*DATASET RECORDS*.
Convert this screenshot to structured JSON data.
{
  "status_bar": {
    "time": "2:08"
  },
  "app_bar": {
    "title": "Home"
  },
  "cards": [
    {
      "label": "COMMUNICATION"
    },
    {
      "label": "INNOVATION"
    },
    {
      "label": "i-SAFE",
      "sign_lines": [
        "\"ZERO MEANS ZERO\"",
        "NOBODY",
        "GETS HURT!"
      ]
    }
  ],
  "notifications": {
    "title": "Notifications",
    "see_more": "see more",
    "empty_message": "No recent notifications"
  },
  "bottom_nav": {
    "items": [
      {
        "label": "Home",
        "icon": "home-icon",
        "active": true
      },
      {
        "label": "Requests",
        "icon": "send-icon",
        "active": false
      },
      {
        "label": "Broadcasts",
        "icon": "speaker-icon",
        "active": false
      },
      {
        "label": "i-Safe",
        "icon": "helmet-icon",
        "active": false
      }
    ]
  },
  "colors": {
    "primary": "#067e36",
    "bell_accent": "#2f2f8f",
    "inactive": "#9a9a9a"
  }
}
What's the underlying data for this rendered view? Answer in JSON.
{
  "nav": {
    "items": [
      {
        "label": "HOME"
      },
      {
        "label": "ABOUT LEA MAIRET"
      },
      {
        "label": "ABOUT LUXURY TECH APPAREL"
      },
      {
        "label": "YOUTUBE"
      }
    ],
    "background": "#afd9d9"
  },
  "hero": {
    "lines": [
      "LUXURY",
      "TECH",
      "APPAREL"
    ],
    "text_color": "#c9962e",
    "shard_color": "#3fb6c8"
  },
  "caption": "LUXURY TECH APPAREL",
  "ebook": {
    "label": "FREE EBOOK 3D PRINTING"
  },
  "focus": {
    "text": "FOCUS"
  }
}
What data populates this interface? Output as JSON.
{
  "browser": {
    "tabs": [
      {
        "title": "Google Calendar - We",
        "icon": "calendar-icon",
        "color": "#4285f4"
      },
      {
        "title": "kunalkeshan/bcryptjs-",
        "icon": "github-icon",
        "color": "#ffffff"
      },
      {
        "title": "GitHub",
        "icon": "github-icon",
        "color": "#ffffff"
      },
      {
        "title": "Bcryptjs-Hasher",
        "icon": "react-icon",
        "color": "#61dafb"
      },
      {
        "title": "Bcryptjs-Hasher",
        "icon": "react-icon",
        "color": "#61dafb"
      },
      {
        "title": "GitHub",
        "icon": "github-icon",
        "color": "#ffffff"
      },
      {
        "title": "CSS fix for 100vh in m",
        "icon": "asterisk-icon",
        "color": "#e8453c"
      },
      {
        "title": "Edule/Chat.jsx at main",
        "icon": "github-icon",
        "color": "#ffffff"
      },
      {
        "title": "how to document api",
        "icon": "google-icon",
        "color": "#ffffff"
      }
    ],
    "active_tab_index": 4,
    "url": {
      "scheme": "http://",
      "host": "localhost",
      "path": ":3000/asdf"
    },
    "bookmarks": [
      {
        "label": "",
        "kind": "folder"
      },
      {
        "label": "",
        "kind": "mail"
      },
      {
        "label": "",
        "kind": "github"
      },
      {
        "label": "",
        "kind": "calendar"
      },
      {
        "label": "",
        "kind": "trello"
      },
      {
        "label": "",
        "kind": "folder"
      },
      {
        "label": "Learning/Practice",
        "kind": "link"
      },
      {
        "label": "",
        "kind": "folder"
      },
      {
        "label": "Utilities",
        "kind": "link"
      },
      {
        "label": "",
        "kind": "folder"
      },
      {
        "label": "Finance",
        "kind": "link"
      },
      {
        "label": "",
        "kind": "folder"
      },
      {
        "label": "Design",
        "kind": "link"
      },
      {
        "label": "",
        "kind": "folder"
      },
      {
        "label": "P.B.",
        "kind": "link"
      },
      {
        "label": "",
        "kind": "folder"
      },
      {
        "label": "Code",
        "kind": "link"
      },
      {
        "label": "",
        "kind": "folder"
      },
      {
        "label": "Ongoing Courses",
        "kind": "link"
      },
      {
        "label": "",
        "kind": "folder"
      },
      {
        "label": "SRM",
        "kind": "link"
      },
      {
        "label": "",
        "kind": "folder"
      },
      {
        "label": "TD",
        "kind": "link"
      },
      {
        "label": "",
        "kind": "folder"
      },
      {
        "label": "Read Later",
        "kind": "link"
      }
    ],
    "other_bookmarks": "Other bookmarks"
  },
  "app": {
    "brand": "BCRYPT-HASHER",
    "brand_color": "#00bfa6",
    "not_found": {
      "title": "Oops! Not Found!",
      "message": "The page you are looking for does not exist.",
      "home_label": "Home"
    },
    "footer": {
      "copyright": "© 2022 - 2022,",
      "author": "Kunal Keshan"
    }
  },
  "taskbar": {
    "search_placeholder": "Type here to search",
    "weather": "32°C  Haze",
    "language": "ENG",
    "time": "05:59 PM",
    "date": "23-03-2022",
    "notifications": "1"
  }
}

*JOB*. Output every record above exactly as it appears.

*SOLUTION TO THE PROBLEM*.
Convert this screenshot to structured JSON data.
{
  "status_bar": {
    "time": "2:08"
  },
  "app_bar": {
    "title": "Home"
  },
  "cards": [
    {
      "label": "COMMUNICATION"
    },
    {
      "label": "INNOVATION"
    },
    {
      "label": "i-SAFE",
      "sign_lines": [
        "\"ZERO MEANS ZERO\"",
        "NOBODY",
        "GETS HURT!"
      ]
    }
  ],
  "notifications": {
    "title": "Notifications",
    "see_more": "see more",
    "empty_message": "No recent notifications"
  },
  "bottom_nav": {
    "items": [
      {
        "label": "Home",
        "icon": "home-icon",
        "active": true
      },
      {
        "label": "Requests",
        "icon": "send-icon",
        "active": false
      },
      {
        "label": "Broadcasts",
        "icon": "speaker-icon",
        "active": false
      },
      {
        "label": "i-Safe",
        "icon": "helmet-icon",
        "active": false
      }
    ]
  },
  "colors": {
    "primary": "#067e36",
    "bell_accent": "#2f2f8f",
    "inactive": "#9a9a9a"
  }
}
What's the underlying data for this rendered view? Answer in JSON.
{
  "nav": {
    "items": [
      {
        "label": "HOME"
      },
      {
        "label": "ABOUT LEA MAIRET"
      },
      {
        "label": "ABOUT LUXURY TECH APPAREL"
      },
      {
        "label": "YOUTUBE"
      }
    ],
    "background": "#afd9d9"
  },
  "hero": {
    "lines": [
      "LUXURY",
      "TECH",
      "APPAREL"
    ],
    "text_color": "#c9962e",
    "shard_color": "#3fb6c8"
  },
  "caption": "LUXURY TECH APPAREL",
  "ebook": {
    "label": "FREE EBOOK 3D PRINTING"
  },
  "focus": {
    "text": "FOCUS"
  }
}
What data populates this interface? Output as JSON.
{
  "browser": {
    "tabs": [
      {
        "title": "Google Calendar - We",
        "icon": "calendar-icon",
        "color": "#4285f4"
      },
      {
        "title": "kunalkeshan/bcryptjs-",
        "icon": "github-icon",
        "color": "#ffffff"
      },
      {
        "title": "GitHub",
        "icon": "github-icon",
        "color": "#ffffff"
      },
      {
        "title": "Bcryptjs-Hasher",
        "icon": "react-icon",
        "color": "#61dafb"
      },
      {
        "title": "Bcryptjs-Hasher",
        "icon": "react-icon",
        "color": "#61dafb"
      },
      {
        "title": "GitHub",
        "icon": "github-icon",
        "color": "#ffffff"
      },
      {
        "title": "CSS fix for 100vh in m",
        "icon": "asterisk-icon",
        "color": "#e8453c"
      },
      {
        "title": "Edule/Chat.jsx at main",
        "icon": "github-icon",
        "color": "#ffffff"
      },
      {
        "title": "how to document api",
        "icon": "google-icon",
        "color": "#ffffff"
      }
    ],
    "active_tab_index": 4,
    "url": {
      "scheme": "http://",
      "host": "localhost",
      "path": ":3000/asdf"
    },
    "bookmarks": [
      {
        "label": "",
        "kind": "folder"
      },
      {
        "label": "",
        "kind": "mail"
      },
      {
        "label": "",
        "kind": "github"
      },
      {
        "label": "",
        "kind": "calendar"
      },
      {
        "label": "",
        "kind": "trello"
      },
      {
        "label": "",
        "kind": "folder"
      },
      {
        "label": "Learning/Practice",
        "kind": "link"
      },
      {
        "label": "",
        "kind": "folder"
      },
      {
        "label": "Utilities",
        "kind": "link"
      },
      {
        "label": "",
        "kind": "folder"
      },
      {
        "label": "Finance",
        "kind": "link"
      },
      {
        "label": "",
        "kind": "folder"
      },
      {
        "label": "Design",
        "kind": "link"
      },
      {
        "label": "",
        "kind": "folder"
      },
      {
        "label": "P.B.",
        "kind": "link"
      },
      {
        "label": "",
        "kind": "folder"
      },
      {
        "label": "Code",
        "kind": "link"
      },
      {
        "label": "",
        "kind": "folder"
      },
      {
        "label": "Ongoing Courses",
        "kind": "link"
      },
      {
        "label": "",
        "kind": "folder"
      },
      {
        "label": "SRM",
        "kind": "link"
      },
      {
        "label": "",
        "kind": "folder"
      },
      {
        "label": "TD",
        "kind": "link"
      },
      {
        "label": "",
        "kind": "folder"
      },
      {
        "label": "Read Later",
        "kind": "link"
      }
    ],
    "other_bookmarks": "Other bookmarks"
  },
  "app": {
    "brand": "BCRYPT-HASHER",
    "brand_color": "#00bfa6",
    "not_found": {
      "title": "Oops! Not Found!",
      "message": "The page you are looking for does not exist.",
      "home_label": "Home"
    },
    "footer": {
      "copyright": "© 2022 - 2022,",
      "author": "Kunal Keshan"
    }
  },
  "taskbar": {
    "search_placeholder": "Type here to search",
    "weather": "32°C  Haze",
    "language": "ENG",
    "time": "05:59 PM",
    "date": "23-03-2022",
    "notifications": "1"
  }
}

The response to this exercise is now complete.